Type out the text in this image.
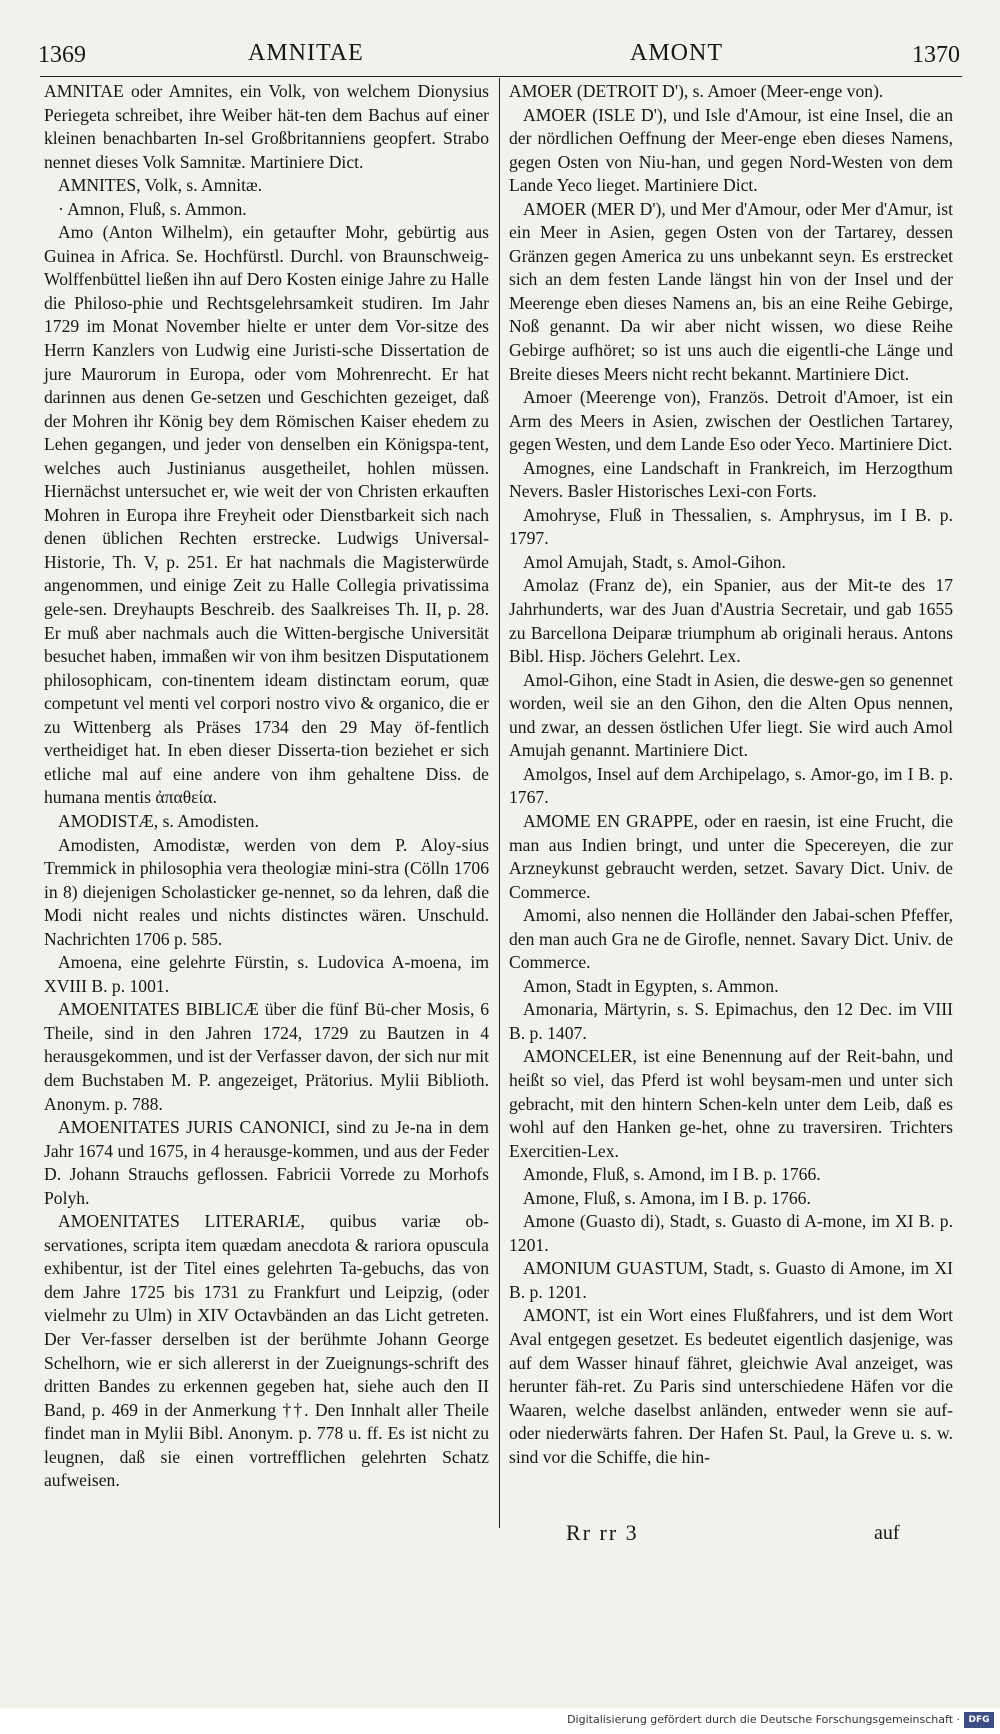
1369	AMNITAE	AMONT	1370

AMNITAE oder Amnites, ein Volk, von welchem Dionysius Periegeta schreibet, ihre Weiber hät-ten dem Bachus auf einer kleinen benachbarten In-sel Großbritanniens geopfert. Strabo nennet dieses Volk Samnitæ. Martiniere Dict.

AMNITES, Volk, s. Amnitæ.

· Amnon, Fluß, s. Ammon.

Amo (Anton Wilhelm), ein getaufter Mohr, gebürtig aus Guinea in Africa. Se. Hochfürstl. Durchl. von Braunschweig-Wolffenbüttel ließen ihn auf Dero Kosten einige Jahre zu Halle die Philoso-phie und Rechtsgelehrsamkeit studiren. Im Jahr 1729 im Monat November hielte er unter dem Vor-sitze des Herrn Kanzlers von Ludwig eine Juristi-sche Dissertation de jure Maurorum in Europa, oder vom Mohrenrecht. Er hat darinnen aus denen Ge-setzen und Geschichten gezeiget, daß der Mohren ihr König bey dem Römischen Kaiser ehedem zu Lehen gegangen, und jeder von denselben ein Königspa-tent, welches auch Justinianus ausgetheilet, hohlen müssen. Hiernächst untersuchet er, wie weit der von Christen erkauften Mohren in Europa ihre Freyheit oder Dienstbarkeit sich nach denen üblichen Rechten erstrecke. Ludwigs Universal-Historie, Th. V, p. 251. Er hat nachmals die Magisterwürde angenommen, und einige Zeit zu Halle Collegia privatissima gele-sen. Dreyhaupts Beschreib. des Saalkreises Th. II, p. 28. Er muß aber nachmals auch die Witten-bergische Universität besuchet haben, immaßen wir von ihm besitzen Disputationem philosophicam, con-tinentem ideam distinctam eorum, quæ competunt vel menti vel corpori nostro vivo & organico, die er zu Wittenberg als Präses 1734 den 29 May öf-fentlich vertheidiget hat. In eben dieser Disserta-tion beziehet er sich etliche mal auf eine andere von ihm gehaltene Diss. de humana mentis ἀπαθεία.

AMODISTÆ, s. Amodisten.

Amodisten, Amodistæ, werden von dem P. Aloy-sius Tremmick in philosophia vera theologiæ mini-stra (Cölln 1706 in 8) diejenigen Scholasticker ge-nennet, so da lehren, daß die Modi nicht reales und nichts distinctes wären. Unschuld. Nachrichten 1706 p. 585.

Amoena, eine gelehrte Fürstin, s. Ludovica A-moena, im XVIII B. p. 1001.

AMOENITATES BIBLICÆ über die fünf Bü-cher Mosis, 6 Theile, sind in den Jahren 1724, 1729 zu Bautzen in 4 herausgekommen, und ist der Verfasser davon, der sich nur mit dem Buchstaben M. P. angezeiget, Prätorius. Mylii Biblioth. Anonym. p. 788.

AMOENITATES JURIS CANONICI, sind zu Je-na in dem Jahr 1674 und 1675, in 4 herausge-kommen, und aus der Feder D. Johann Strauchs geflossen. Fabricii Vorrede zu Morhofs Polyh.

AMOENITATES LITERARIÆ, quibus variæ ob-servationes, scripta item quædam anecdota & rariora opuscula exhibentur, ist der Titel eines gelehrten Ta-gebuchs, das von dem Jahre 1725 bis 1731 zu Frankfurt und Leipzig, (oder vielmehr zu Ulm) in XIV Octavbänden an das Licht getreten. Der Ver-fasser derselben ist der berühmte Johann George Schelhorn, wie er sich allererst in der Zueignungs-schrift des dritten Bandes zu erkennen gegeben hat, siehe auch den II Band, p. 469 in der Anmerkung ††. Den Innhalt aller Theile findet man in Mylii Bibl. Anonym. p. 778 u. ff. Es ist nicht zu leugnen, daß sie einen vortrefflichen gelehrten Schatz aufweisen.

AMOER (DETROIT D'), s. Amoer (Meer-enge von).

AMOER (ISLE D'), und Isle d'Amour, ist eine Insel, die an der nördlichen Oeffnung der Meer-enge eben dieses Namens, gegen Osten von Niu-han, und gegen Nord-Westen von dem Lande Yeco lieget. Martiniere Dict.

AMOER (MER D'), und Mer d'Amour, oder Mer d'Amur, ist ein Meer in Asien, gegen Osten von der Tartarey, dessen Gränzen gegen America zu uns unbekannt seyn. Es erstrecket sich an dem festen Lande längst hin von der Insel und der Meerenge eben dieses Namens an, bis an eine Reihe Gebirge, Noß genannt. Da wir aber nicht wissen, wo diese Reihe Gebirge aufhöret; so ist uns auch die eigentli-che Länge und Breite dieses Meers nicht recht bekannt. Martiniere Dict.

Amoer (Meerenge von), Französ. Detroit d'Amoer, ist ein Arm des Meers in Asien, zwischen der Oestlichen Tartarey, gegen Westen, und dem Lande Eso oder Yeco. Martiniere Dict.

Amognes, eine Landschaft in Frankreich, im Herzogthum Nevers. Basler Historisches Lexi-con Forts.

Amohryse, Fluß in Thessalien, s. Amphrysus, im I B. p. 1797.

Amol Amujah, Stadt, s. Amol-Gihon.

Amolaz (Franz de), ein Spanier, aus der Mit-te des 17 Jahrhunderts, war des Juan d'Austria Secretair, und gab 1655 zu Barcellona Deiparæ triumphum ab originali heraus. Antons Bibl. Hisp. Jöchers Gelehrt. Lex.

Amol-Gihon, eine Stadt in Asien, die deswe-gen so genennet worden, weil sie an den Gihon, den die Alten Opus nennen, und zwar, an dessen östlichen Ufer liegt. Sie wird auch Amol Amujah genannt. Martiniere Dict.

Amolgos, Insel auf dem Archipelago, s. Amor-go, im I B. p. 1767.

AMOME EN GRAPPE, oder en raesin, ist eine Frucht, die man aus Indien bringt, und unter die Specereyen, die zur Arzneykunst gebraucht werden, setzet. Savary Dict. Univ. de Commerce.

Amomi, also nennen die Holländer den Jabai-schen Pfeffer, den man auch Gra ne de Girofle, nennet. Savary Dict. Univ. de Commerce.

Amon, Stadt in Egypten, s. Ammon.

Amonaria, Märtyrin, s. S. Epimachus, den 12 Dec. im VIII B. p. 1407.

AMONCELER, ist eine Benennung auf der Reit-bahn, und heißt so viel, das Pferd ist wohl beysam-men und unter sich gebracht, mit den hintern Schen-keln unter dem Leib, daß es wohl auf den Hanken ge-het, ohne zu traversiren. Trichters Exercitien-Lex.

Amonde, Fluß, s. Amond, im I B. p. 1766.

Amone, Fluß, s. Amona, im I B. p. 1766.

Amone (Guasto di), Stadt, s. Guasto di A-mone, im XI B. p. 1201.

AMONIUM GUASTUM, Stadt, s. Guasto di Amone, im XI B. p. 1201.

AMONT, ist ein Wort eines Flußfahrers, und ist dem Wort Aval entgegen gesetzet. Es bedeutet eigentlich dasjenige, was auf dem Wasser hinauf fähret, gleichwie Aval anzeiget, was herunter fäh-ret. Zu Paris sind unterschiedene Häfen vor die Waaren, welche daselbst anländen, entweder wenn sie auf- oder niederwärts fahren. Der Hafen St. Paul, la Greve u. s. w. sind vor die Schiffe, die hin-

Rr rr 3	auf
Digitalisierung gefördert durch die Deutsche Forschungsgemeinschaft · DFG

=== About this task ===
Work through the listing above, counting every line that has the string "Tartarey" in it. Give only the final count.

=== Task solution ===
2